(Stored data entries)

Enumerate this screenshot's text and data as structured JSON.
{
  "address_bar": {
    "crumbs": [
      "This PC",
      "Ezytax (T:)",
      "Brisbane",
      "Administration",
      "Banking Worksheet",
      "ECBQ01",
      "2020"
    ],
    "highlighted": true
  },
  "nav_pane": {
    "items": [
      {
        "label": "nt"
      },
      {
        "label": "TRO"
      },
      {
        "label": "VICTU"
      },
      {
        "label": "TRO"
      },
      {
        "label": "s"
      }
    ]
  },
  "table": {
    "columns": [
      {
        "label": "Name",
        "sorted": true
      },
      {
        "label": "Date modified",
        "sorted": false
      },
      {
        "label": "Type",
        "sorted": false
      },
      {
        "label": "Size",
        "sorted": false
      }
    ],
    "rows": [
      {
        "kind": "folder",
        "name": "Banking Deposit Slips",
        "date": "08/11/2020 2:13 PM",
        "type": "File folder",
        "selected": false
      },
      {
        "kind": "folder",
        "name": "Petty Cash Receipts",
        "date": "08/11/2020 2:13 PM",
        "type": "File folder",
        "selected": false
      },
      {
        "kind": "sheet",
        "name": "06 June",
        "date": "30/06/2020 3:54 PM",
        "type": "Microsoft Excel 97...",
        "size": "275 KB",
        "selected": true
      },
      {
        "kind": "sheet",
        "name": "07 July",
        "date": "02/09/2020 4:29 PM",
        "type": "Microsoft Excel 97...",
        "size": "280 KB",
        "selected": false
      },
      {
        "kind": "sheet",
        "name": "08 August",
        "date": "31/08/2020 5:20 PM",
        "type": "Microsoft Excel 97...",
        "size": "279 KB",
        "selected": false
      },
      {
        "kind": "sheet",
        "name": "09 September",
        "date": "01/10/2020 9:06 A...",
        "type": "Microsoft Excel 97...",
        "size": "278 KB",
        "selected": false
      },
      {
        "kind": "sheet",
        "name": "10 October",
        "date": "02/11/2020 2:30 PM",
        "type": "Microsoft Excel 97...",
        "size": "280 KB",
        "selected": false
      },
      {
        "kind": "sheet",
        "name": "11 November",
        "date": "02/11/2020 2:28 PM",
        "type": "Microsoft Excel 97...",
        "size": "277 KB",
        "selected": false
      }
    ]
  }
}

> _The problem_
Reproduce the records word for word.

> _Completed exercise_
Enumerate this screenshot's text and data as structured JSON.
{
  "address_bar": {
    "crumbs": [
      "This PC",
      "Ezytax (T:)",
      "Brisbane",
      "Administration",
      "Banking Worksheet",
      "ECBQ01",
      "2020"
    ],
    "highlighted": true
  },
  "nav_pane": {
    "items": [
      {
        "label": "nt"
      },
      {
        "label": "TRO"
      },
      {
        "label": "VICTU"
      },
      {
        "label": "TRO"
      },
      {
        "label": "s"
      }
    ]
  },
  "table": {
    "columns": [
      {
        "label": "Name",
        "sorted": true
      },
      {
        "label": "Date modified",
        "sorted": false
      },
      {
        "label": "Type",
        "sorted": false
      },
      {
        "label": "Size",
        "sorted": false
      }
    ],
    "rows": [
      {
        "kind": "folder",
        "name": "Banking Deposit Slips",
        "date": "08/11/2020 2:13 PM",
        "type": "File folder",
        "selected": false
      },
      {
        "kind": "folder",
        "name": "Petty Cash Receipts",
        "date": "08/11/2020 2:13 PM",
        "type": "File folder",
        "selected": false
      },
      {
        "kind": "sheet",
        "name": "06 June",
        "date": "30/06/2020 3:54 PM",
        "type": "Microsoft Excel 97...",
        "size": "275 KB",
        "selected": true
      },
      {
        "kind": "sheet",
        "name": "07 July",
        "date": "02/09/2020 4:29 PM",
        "type": "Microsoft Excel 97...",
        "size": "280 KB",
        "selected": false
      },
      {
        "kind": "sheet",
        "name": "08 August",
        "date": "31/08/2020 5:20 PM",
        "type": "Microsoft Excel 97...",
        "size": "279 KB",
        "selected": false
      },
      {
        "kind": "sheet",
        "name": "09 September",
        "date": "01/10/2020 9:06 A...",
        "type": "Microsoft Excel 97...",
        "size": "278 KB",
        "selected": false
      },
      {
        "kind": "sheet",
        "name": "10 October",
        "date": "02/11/2020 2:30 PM",
        "type": "Microsoft Excel 97...",
        "size": "280 KB",
        "selected": false
      },
      {
        "kind": "sheet",
        "name": "11 November",
        "date": "02/11/2020 2:28 PM",
        "type": "Microsoft Excel 97...",
        "size": "277 KB",
        "selected": false
      }
    ]
  }
}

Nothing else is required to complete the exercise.